→ **Input**:

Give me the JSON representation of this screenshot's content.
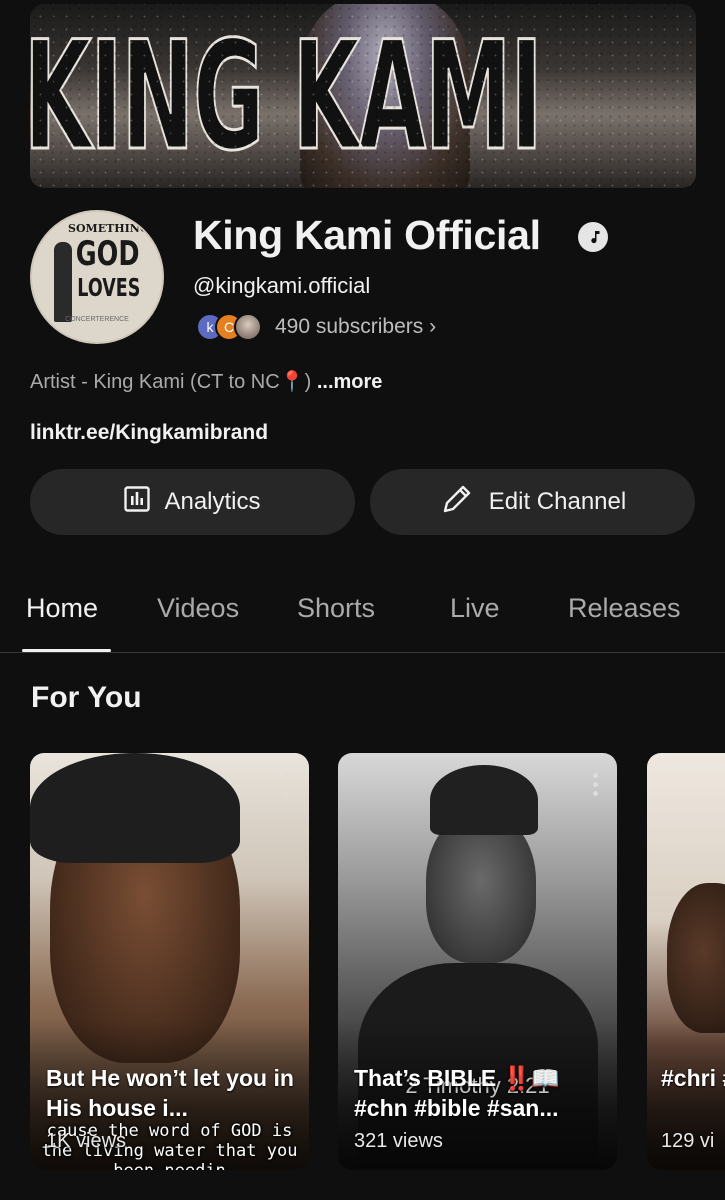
{
  "banner": {
    "text": "KING KAMI"
  },
  "avatar": {
    "line1": "SOMETHING",
    "line2": "GOD",
    "line3": "LOVES",
    "line4": "CONCERTERENCE"
  },
  "channel": {
    "name": "King Kami Official",
    "handle": "@kingkami.official",
    "verified_icon": "music-note-badge-icon",
    "subscriber_avatars": [
      {
        "letter": "k",
        "color": "#5c6bc0"
      },
      {
        "letter": "C",
        "color": "#e67e22"
      },
      {
        "letter": "",
        "color": "#9e8e84"
      }
    ],
    "subscribers": "490 subscribers",
    "chevron": "›",
    "about": "Artist - King Kami (CT to NC",
    "about_pin": "📍",
    "about_close": ")",
    "more": "...more",
    "link": "linktr.ee/Kingkamibrand"
  },
  "buttons": {
    "analytics": "Analytics",
    "edit": "Edit Channel"
  },
  "tabs": [
    "Home",
    "Videos",
    "Shorts",
    "Live",
    "Releases"
  ],
  "active_tab": "Home",
  "section": {
    "title": "For You"
  },
  "shorts": [
    {
      "title": "But He won’t let you in His house i...",
      "views": "1K views",
      "caption": "cause the word of GOD is the living water that you been needin"
    },
    {
      "title": "That’s BIBLE ‼️📖 #chn #bible #san...",
      "views": "321 views",
      "caption": "2 Timothy 2:21"
    },
    {
      "title": "#chri #new",
      "views": "129 vi"
    }
  ]
}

→ **Exercise details**:
Write out the full listing verbatim, excluding its pictures.

→ **Correct output**:
Give me the JSON representation of this screenshot's content.
{
  "banner": {
    "text": "KING KAMI"
  },
  "avatar": {
    "line1": "SOMETHING",
    "line2": "GOD",
    "line3": "LOVES",
    "line4": "CONCERTERENCE"
  },
  "channel": {
    "name": "King Kami Official",
    "handle": "@kingkami.official",
    "verified_icon": "music-note-badge-icon",
    "subscriber_avatars": [
      {
        "letter": "k",
        "color": "#5c6bc0"
      },
      {
        "letter": "C",
        "color": "#e67e22"
      },
      {
        "letter": "",
        "color": "#9e8e84"
      }
    ],
    "subscribers": "490 subscribers",
    "chevron": "›",
    "about": "Artist - King Kami (CT to NC",
    "about_pin": "📍",
    "about_close": ")",
    "more": "...more",
    "link": "linktr.ee/Kingkamibrand"
  },
  "buttons": {
    "analytics": "Analytics",
    "edit": "Edit Channel"
  },
  "tabs": [
    "Home",
    "Videos",
    "Shorts",
    "Live",
    "Releases"
  ],
  "active_tab": "Home",
  "section": {
    "title": "For You"
  },
  "shorts": [
    {
      "title": "But He won’t let you in His house i...",
      "views": "1K views",
      "caption": "cause the word of GOD is the living water that you been needin"
    },
    {
      "title": "That’s BIBLE ‼️📖 #chn #bible #san...",
      "views": "321 views",
      "caption": "2 Timothy 2:21"
    },
    {
      "title": "#chri #new",
      "views": "129 vi"
    }
  ]
}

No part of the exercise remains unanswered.